** Selected extract **
How to load .pth into the model

Westlake-AI / openmixup

CAIRI Supervised, Semi- and Self-Supervised Visual Representation Learning Toolbox and Benchmark

https://openmixup.readthedocs.io

Apache License 2.0

624 stars 62 forks source link

How to load .pth into the model #45

Closed zeyuanyin closed 1 year ago

zeyuanyin commented 1 year ago

If I use bash tools/dist_train.sh configs/classification/tiny_imagenet/automix/basic/r18_l2_a2_near_mb_mlr1e_3_bb_mlr5e_2.py 1 to get the trained weight epoch_400.pth, how to load epoch_400.pth into the resnet18 model for the other task?

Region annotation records
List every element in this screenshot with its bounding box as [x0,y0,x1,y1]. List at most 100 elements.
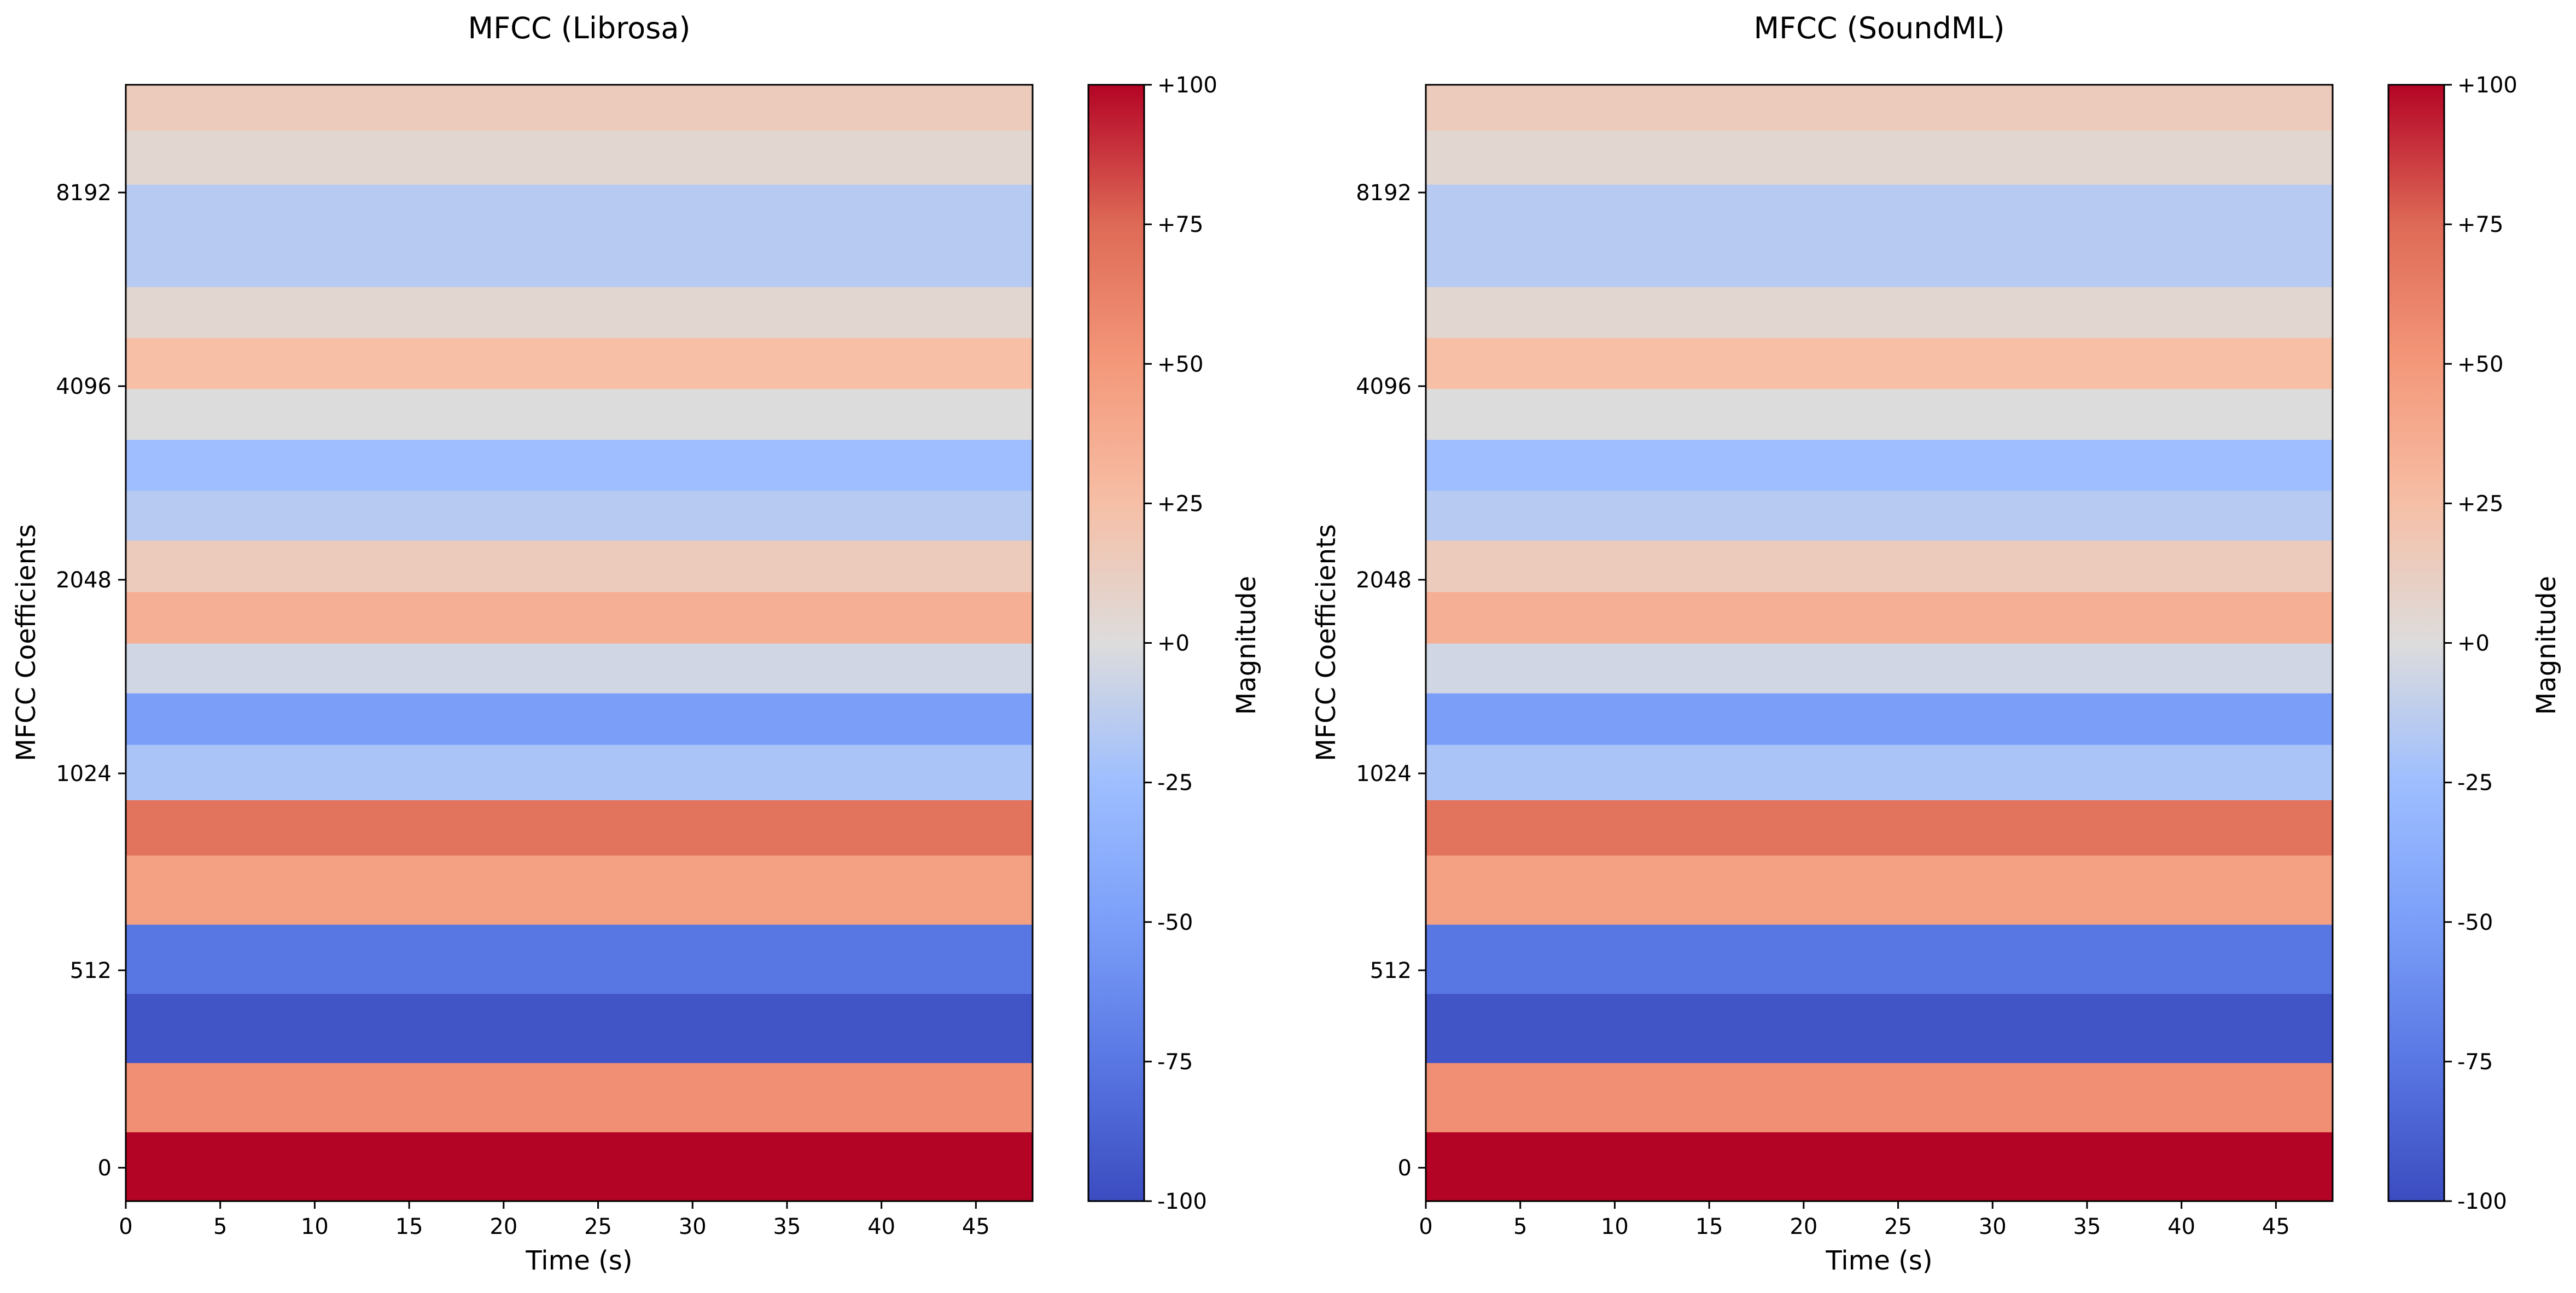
heatmap-band [126,855,1033,925]
heatmap-band [1426,490,2333,541]
x-tick-label: 10 [301,1214,329,1239]
x-tick-label: 45 [962,1214,990,1239]
colorbar-ticks: +100 +75 +50 +25 +0 -25 -50 -75 -100 [1144,73,1217,1214]
heatmap-band [126,924,1033,994]
heatmap-band [126,591,1033,644]
chart-panel-soundml: MFCC (SoundML) 0 5 10 15 20 25 30 35 40 45 0 512 10… [1311,11,2562,1276]
colorbar-ticks: +100 +75 +50 +25 +0 -25 -50 -75 -100 [2444,73,2517,1214]
y-ticks: 0 512 1024 2048 4096 8192 [1356,180,1426,1181]
colorbar-tick-label: +100 [2457,73,2517,98]
colorbar-tick-label: -75 [2457,1050,2493,1075]
x-tick-label: 15 [395,1214,423,1239]
heatmap-band [126,85,1033,131]
x-tick-label: 35 [773,1214,801,1239]
colorbar-tick-label: +75 [1157,212,1203,237]
heatmap-band [1426,184,2333,287]
x-tick-label: 20 [489,1214,517,1239]
colorbar-label: Magnitude [2531,576,2562,715]
heatmap-band [1426,439,2333,491]
x-tick-label: 10 [1601,1214,1629,1239]
colorbar-tick-label: -50 [1157,910,1193,935]
colorbar-tick-label: -75 [1157,1050,1193,1075]
heatmap-band [126,540,1033,592]
heatmap-band [1426,85,2333,131]
x-tick-label: 40 [867,1214,895,1239]
colorbar-tick-label: -25 [1157,771,1193,796]
x-tick-label: 5 [213,1214,227,1239]
x-tick-label: 30 [679,1214,707,1239]
y-tick-label: 4096 [1356,374,1412,399]
colorbar [1087,84,1145,1202]
x-ticks: 0 5 10 15 20 25 30 35 40 45 [119,1201,990,1239]
heatmap-band [126,693,1033,745]
y-tick-label: 4096 [56,374,112,399]
colorbar-tick-label: +50 [2457,352,2503,377]
heatmap-band [126,388,1033,440]
x-tick-label: 25 [584,1214,612,1239]
heatmap-band [126,993,1033,1063]
colorbar-tick-label: +25 [2457,491,2503,516]
heatmap-band [126,184,1033,287]
colorbar [2387,84,2445,1202]
heatmap-band [1426,924,2333,994]
x-tick-label: 35 [2073,1214,2101,1239]
heatmap-band [126,1132,1033,1202]
heatmap-band [1426,337,2333,389]
y-axis-label: MFCC Coefficients [11,524,42,761]
y-tick-label: 1024 [1356,761,1412,787]
plot-frame [125,84,1034,1202]
heatmap-band [126,643,1033,694]
heatmap-cells [126,85,1033,1202]
heatmap-band [126,800,1033,856]
heatmap-band [126,1063,1033,1133]
colorbar-tick-label: +100 [1157,73,1217,98]
y-tick-label: 0 [98,1156,112,1181]
x-tick-label: 0 [119,1214,132,1239]
colorbar-tick-label: -100 [1157,1189,1207,1214]
x-tick-label: 20 [1790,1214,1817,1239]
heatmap-band [126,337,1033,389]
heatmap-band [1426,693,2333,745]
colorbar-tick-label: -100 [2457,1189,2507,1214]
heatmap-band [1426,744,2333,800]
heatmap-band [1426,388,2333,440]
heatmap-cells [1426,85,2333,1202]
x-tick-label: 5 [1513,1214,1527,1239]
y-tick-label: 8192 [1356,180,1412,206]
y-tick-label: 512 [1370,958,1412,983]
heatmap-band [1426,591,2333,644]
heatmap-band [1426,643,2333,694]
heatmap-band [1426,800,2333,856]
heatmap-band [1426,993,2333,1063]
y-tick-label: 2048 [1356,568,1412,593]
y-tick-label: 512 [70,958,112,983]
heatmap-band [126,130,1033,185]
plot-frame [1425,84,2334,1202]
y-axis-label: MFCC Coefficients [1311,524,1342,761]
x-tick-label: 40 [2167,1214,2195,1239]
heatmap-band [126,439,1033,491]
colorbar-tick-label: -50 [2457,910,2493,935]
colorbar-tick-label: +0 [1157,631,1190,656]
y-tick-label: 0 [1398,1156,1412,1181]
y-ticks: 0 512 1024 2048 4096 8192 [56,180,126,1181]
x-tick-label: 0 [1419,1214,1432,1239]
chart-title: MFCC (SoundML) [1753,11,2004,45]
heatmap-band [1426,855,2333,925]
heatmap-band [1426,1063,2333,1133]
heatmap-band [126,490,1033,541]
x-tick-label: 45 [2262,1214,2290,1239]
heatmap-band [126,744,1033,800]
colorbar-tick-label: +75 [2457,212,2503,237]
colorbar-tick-label: -25 [2457,771,2493,796]
x-axis-label: Time (s) [525,1245,632,1276]
heatmap-band [1426,287,2333,339]
x-tick-label: 30 [1979,1214,2007,1239]
heatmap-band [126,287,1033,339]
y-tick-label: 2048 [56,568,112,593]
x-tick-label: 25 [1884,1214,1912,1239]
chart-title: MFCC (Librosa) [468,11,690,45]
x-tick-label: 15 [1695,1214,1723,1239]
colorbar-label: Magnitude [1231,576,1262,715]
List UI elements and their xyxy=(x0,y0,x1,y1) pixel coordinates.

** Objective 1 **
Rewrite the openmixup issue thread from the words "624 stars 62" through "the other task?", putting "epoch_300.pth" wherever "epoch_400.pth" appears.
** Objective 2 **
Under which license is the repository in the openmixup issue thread released?
** Objective 3 **
Translate this sentence from the openmixup issue thread into Spanish: "If I use bash tools/dist_train.sh configs/classification/tiny_imagenet/automix/basic/r18_l2_a2_near_mb_mlr1e_3_bb_mlr5e_2.py 1 to get the trained weight epoch_400.pth, how to load epoch_400.pth into the resnet18 model for the other task?"

** Full solution 1 **
624 stars 62 forks source link

How to load .pth into the model #45

Closed zeyuanyin closed 1 year ago

zeyuanyin commented 1 year ago

If I use bash tools/dist_train.sh configs/classification/tiny_imagenet/automix/basic/r18_l2_a2_near_mb_mlr1e_3_bb_mlr5e_2.py 1 to get the trained weight epoch_300.pth, how to load epoch_300.pth into the resnet18 model for the other task?

** Full solution 2 **
Apache License 2.0

** Full solution 3 **
Si uso bash tools/dist_train.sh configs/classification/tiny_imagenet/automix/basic/r18_l2_a2_near_mb_mlr1e_3_bb_mlr5e_2.py 1 para obtener el peso entrenado epoch_400.pth, ¿cómo cargo epoch_400.pth en el modelo resnet18 para la otra tarea?